EXERCISE TASK
Find the line containing "What's the underlying". Retype it and every later line of the records exactly, leaving out pictures.

AVAILABLE RECORDS
---

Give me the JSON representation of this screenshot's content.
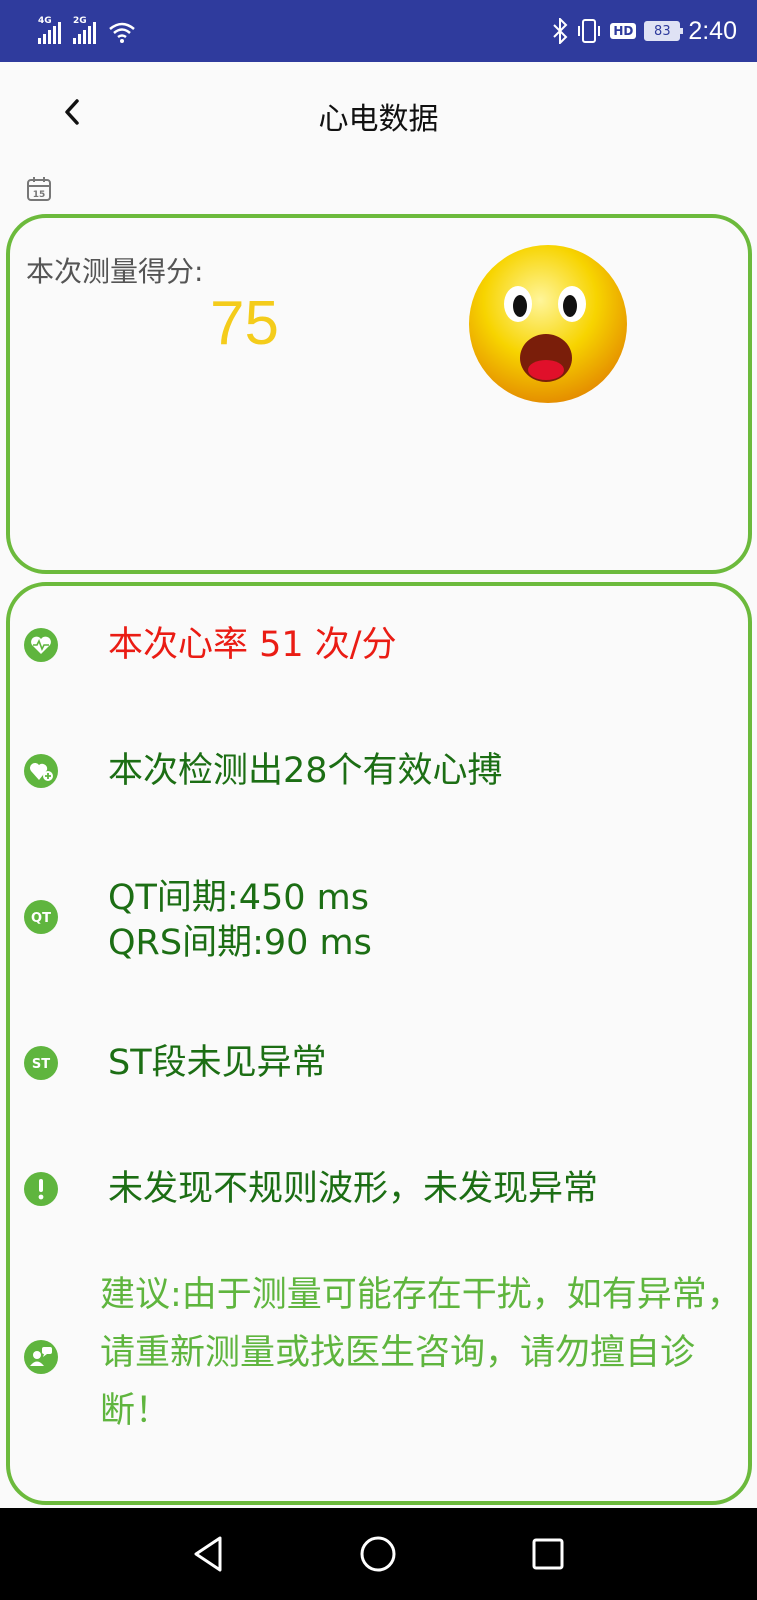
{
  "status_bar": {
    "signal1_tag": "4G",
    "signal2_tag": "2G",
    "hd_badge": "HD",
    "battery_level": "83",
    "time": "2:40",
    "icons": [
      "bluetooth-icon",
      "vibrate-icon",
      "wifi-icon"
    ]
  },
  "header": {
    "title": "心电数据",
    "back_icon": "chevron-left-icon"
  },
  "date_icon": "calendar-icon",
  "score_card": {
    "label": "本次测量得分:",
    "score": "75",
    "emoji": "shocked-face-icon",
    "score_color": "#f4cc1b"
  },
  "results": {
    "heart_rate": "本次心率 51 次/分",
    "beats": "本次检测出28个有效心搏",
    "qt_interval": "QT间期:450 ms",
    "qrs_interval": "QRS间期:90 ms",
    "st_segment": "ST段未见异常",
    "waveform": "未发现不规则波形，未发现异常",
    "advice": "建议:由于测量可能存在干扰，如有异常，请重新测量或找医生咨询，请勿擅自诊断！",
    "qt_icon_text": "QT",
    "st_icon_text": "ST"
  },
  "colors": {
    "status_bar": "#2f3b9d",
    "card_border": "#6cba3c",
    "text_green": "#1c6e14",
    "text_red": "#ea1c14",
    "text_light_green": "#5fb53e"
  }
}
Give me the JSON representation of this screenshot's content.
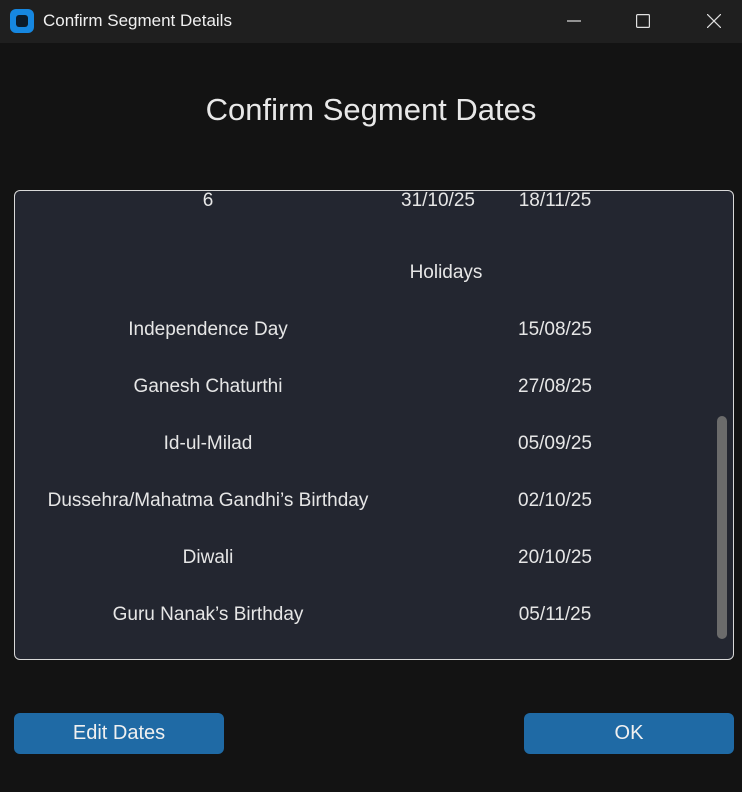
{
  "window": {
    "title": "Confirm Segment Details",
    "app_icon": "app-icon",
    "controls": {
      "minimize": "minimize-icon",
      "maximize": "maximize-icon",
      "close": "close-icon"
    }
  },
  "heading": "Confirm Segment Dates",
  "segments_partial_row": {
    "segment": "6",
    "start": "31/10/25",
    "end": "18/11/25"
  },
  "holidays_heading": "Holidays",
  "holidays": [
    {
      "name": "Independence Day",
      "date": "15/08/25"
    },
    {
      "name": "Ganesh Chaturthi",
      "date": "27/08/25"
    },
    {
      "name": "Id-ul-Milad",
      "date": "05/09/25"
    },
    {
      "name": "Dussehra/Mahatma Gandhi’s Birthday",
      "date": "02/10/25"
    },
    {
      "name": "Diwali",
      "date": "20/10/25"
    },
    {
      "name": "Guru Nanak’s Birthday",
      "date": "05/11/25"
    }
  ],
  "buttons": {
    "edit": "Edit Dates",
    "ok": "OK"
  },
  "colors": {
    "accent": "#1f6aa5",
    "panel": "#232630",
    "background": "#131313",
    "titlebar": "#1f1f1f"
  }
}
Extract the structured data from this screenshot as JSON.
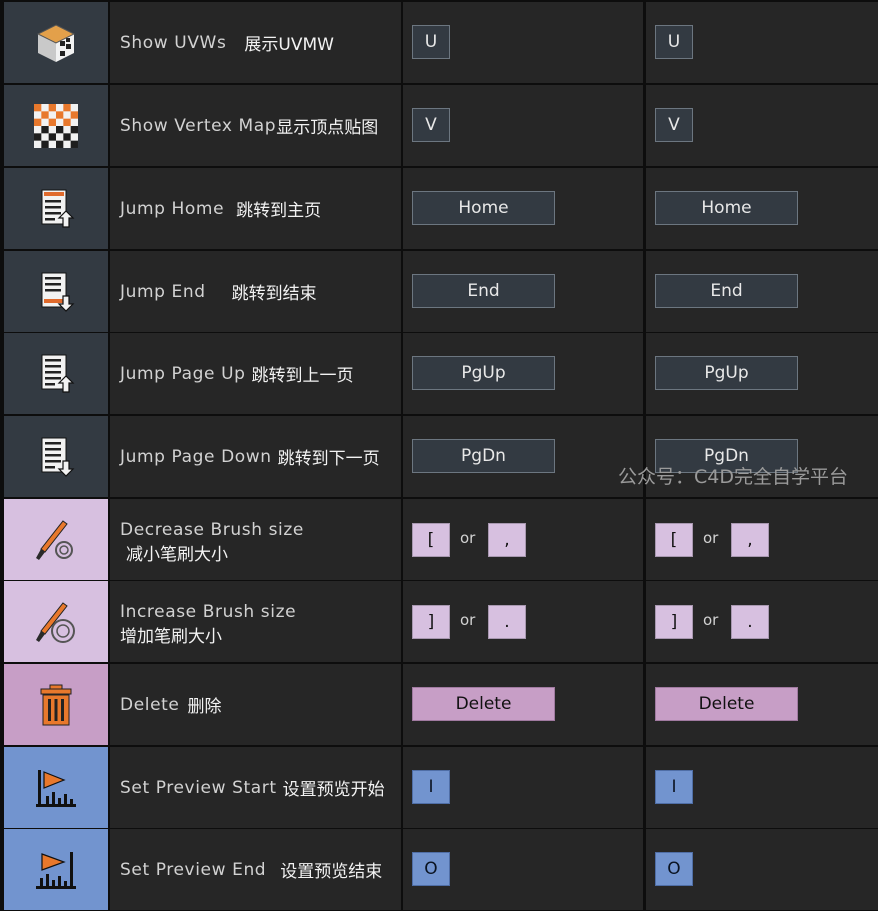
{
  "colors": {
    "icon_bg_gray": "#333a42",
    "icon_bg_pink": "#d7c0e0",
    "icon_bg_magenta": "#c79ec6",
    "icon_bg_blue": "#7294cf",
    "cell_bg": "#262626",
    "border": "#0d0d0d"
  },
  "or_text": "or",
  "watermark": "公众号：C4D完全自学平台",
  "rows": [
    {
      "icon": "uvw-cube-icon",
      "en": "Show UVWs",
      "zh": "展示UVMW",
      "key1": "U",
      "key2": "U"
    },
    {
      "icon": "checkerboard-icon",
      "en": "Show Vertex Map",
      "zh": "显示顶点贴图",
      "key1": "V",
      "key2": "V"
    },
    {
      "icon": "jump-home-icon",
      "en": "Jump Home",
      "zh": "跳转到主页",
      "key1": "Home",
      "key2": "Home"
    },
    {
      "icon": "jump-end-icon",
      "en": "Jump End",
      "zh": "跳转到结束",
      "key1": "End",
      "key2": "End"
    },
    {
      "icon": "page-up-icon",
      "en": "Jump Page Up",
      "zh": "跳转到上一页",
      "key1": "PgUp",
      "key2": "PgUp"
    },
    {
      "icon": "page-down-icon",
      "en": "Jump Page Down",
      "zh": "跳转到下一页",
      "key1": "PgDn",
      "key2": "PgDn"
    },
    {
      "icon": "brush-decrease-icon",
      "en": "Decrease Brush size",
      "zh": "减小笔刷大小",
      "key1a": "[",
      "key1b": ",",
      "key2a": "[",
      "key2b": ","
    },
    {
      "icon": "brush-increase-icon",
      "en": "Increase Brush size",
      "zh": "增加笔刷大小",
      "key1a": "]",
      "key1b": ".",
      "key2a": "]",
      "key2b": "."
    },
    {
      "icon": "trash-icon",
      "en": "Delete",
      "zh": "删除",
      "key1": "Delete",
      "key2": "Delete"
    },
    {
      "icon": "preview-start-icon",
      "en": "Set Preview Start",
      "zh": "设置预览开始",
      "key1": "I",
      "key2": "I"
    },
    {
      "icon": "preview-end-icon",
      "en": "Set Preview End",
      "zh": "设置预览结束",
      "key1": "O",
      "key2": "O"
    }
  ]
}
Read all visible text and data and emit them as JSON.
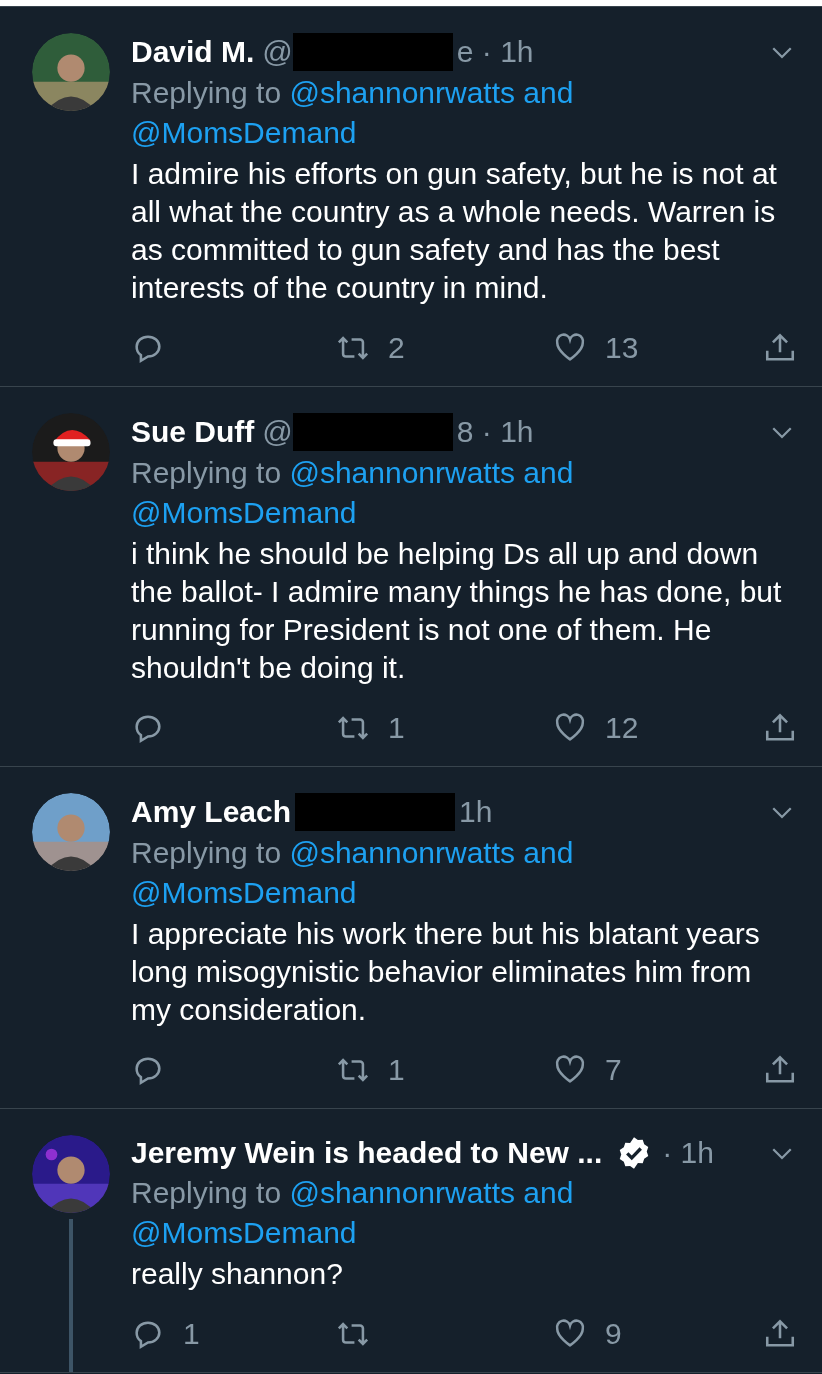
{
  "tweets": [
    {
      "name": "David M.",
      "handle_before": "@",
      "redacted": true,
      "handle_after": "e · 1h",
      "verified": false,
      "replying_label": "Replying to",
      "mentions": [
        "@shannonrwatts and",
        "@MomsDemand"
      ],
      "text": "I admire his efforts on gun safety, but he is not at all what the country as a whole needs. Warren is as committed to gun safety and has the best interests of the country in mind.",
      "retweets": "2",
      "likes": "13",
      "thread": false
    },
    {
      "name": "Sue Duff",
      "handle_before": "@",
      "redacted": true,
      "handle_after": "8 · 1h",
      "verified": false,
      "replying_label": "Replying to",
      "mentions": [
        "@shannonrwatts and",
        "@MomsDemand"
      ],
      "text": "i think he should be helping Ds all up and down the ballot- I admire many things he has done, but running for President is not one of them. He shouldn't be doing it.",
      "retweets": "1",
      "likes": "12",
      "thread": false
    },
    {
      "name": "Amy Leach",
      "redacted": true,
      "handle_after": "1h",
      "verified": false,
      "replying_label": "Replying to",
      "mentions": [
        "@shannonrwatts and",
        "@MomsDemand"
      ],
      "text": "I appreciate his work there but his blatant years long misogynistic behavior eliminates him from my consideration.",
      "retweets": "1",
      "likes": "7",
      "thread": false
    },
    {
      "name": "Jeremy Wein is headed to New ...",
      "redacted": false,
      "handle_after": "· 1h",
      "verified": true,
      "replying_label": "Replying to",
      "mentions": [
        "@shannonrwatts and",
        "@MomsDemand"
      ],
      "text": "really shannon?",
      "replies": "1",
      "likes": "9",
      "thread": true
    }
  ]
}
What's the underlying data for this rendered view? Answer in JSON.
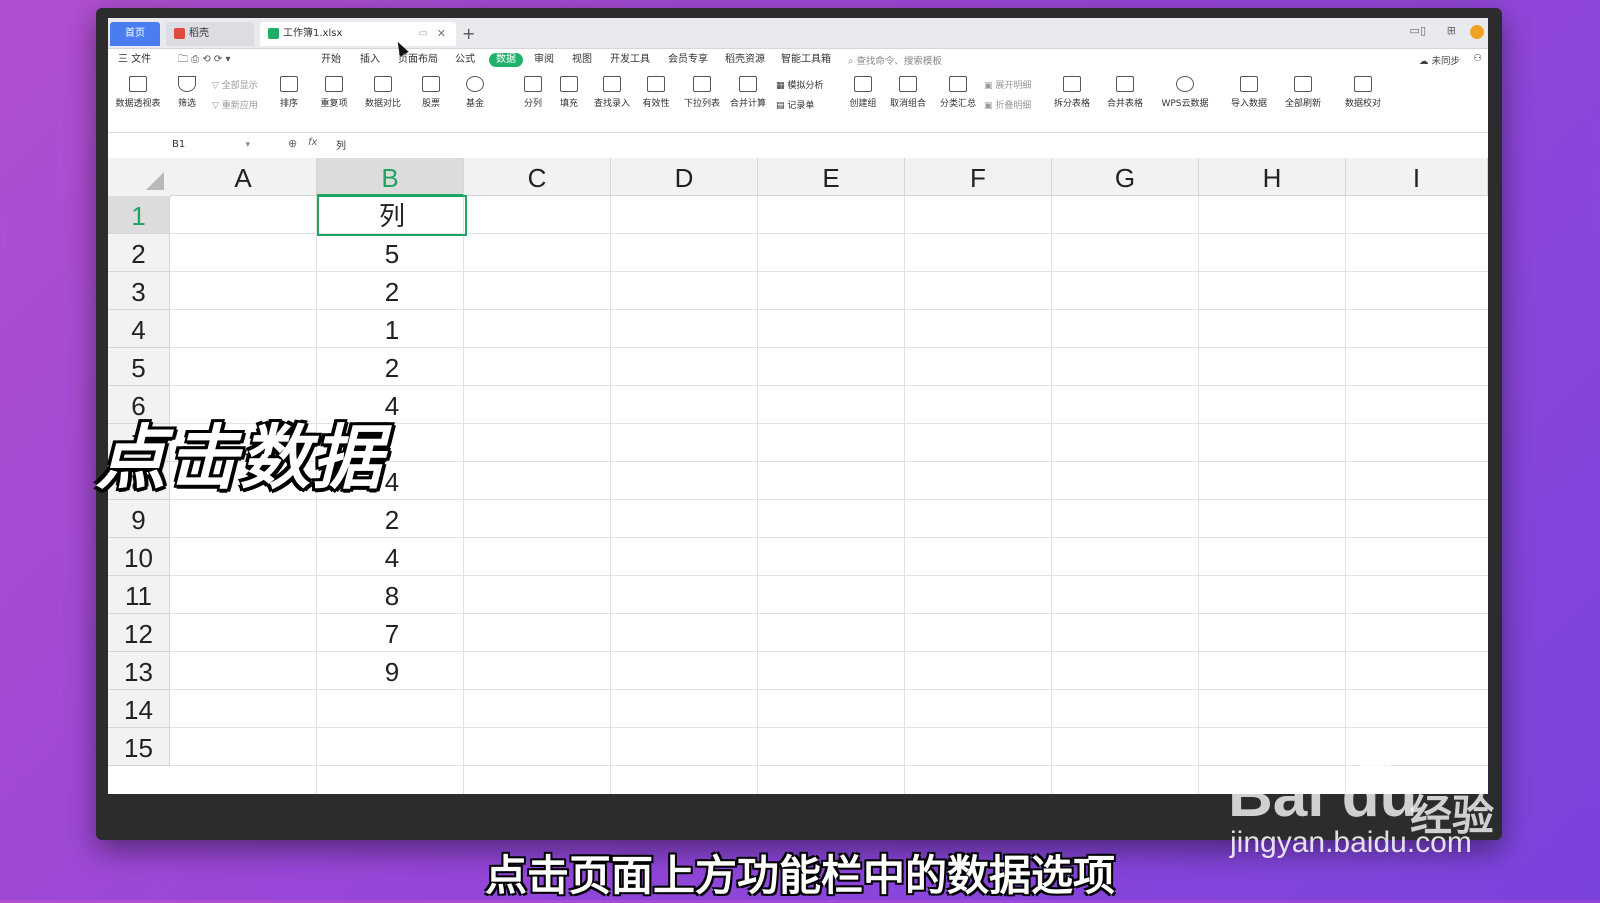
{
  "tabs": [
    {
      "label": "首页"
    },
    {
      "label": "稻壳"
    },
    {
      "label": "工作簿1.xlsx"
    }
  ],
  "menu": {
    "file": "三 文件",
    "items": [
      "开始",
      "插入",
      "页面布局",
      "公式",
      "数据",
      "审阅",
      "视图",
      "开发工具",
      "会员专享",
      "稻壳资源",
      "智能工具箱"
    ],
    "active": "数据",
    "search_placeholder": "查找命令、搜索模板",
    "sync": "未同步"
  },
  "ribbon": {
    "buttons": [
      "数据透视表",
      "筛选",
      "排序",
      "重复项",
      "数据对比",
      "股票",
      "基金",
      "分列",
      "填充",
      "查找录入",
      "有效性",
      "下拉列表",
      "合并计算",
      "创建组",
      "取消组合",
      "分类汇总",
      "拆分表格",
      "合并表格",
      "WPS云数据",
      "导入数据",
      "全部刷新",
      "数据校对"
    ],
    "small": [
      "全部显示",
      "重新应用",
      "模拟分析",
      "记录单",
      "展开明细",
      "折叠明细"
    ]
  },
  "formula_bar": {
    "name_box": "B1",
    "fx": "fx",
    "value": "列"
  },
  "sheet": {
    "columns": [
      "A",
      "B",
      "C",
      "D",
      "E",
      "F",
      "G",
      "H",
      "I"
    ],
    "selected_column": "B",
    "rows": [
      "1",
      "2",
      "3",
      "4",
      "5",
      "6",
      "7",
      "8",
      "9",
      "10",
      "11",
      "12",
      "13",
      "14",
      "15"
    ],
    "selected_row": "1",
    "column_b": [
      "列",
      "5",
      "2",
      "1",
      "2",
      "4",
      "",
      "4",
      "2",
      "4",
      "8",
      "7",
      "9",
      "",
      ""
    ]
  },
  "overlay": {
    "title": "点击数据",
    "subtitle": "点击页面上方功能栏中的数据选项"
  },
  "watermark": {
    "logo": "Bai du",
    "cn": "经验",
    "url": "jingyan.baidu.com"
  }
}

---

FULL OUTPUT
What's the underlying data for this rendered view? Answer in JSON.
{
  "tabs": [
    {
      "label": "首页"
    },
    {
      "label": "稻壳"
    },
    {
      "label": "工作簿1.xlsx"
    }
  ],
  "menu": {
    "file": "三 文件",
    "items": [
      "开始",
      "插入",
      "页面布局",
      "公式",
      "数据",
      "审阅",
      "视图",
      "开发工具",
      "会员专享",
      "稻壳资源",
      "智能工具箱"
    ],
    "active": "数据",
    "search_placeholder": "查找命令、搜索模板",
    "sync": "未同步"
  },
  "ribbon": {
    "buttons": [
      "数据透视表",
      "筛选",
      "排序",
      "重复项",
      "数据对比",
      "股票",
      "基金",
      "分列",
      "填充",
      "查找录入",
      "有效性",
      "下拉列表",
      "合并计算",
      "创建组",
      "取消组合",
      "分类汇总",
      "拆分表格",
      "合并表格",
      "WPS云数据",
      "导入数据",
      "全部刷新",
      "数据校对"
    ],
    "small": [
      "全部显示",
      "重新应用",
      "模拟分析",
      "记录单",
      "展开明细",
      "折叠明细"
    ]
  },
  "formula_bar": {
    "name_box": "B1",
    "fx": "fx",
    "value": "列"
  },
  "sheet": {
    "columns": [
      "A",
      "B",
      "C",
      "D",
      "E",
      "F",
      "G",
      "H",
      "I"
    ],
    "selected_column": "B",
    "rows": [
      "1",
      "2",
      "3",
      "4",
      "5",
      "6",
      "7",
      "8",
      "9",
      "10",
      "11",
      "12",
      "13",
      "14",
      "15"
    ],
    "selected_row": "1",
    "column_b": [
      "列",
      "5",
      "2",
      "1",
      "2",
      "4",
      "",
      "4",
      "2",
      "4",
      "8",
      "7",
      "9",
      "",
      ""
    ]
  },
  "overlay": {
    "title": "点击数据",
    "subtitle": "点击页面上方功能栏中的数据选项"
  },
  "watermark": {
    "logo": "Bai du",
    "cn": "经验",
    "url": "jingyan.baidu.com"
  }
}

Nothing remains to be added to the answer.